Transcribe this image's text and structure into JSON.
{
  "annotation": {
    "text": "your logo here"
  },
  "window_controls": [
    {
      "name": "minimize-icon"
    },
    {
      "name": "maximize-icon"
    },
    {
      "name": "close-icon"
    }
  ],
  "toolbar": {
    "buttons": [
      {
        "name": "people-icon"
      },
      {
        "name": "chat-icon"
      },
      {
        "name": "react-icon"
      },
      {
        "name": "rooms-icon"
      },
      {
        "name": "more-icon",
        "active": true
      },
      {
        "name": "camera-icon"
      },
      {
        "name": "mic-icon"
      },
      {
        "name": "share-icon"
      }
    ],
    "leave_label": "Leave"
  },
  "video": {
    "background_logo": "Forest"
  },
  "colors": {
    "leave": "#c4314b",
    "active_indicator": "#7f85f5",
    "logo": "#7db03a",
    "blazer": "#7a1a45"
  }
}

---

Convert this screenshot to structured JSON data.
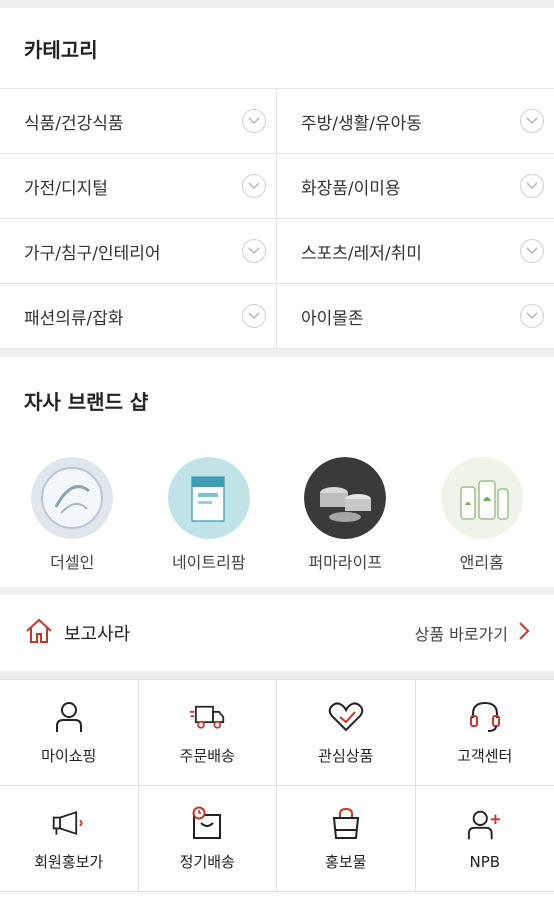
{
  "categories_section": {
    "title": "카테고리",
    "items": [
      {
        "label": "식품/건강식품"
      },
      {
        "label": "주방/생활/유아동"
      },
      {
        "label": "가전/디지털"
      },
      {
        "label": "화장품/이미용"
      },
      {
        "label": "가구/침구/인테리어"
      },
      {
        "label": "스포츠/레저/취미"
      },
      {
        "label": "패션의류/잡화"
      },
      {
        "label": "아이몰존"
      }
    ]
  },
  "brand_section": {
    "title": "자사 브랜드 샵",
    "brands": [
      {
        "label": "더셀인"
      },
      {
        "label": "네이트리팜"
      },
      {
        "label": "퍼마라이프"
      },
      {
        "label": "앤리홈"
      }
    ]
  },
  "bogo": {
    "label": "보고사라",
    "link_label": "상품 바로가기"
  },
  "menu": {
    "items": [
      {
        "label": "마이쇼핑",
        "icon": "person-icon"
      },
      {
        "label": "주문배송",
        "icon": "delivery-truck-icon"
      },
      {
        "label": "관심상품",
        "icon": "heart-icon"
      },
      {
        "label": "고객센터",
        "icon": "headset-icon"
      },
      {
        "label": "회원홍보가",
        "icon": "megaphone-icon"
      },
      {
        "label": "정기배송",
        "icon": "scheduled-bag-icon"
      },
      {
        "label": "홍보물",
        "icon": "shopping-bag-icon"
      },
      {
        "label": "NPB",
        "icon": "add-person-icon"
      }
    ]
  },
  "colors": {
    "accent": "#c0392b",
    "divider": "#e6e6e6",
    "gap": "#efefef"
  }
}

---

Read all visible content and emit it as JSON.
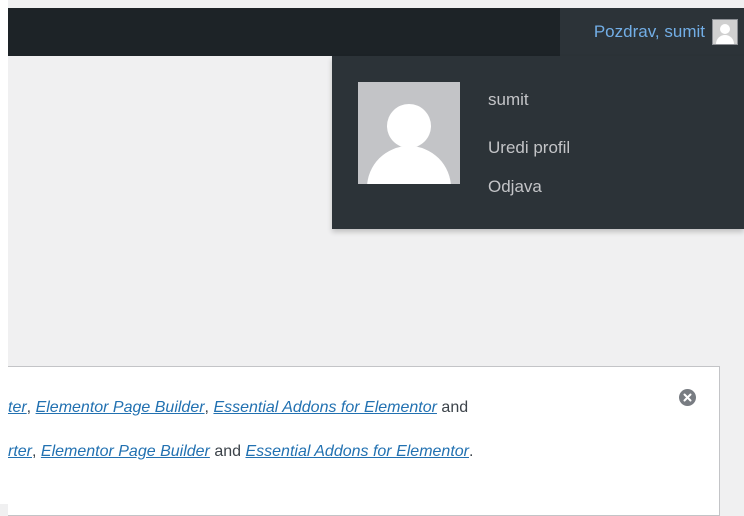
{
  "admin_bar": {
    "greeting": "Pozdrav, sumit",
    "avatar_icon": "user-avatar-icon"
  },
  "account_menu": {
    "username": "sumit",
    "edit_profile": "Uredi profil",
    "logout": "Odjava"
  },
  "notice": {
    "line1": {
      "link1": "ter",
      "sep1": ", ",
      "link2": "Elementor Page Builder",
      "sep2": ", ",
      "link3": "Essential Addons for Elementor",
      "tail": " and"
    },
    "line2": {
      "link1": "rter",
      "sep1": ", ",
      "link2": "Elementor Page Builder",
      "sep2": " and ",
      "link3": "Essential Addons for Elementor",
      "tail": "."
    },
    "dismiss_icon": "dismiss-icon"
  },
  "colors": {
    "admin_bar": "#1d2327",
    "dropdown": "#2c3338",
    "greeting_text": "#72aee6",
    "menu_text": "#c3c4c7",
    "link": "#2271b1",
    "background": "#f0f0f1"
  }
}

§ **Description of the task**
Identify each line in the entries with the word "this" and copy it.

§ **Written answer**
Transcribe this image's text and structure into JSON.
Convert this screenshot to structured JSON data.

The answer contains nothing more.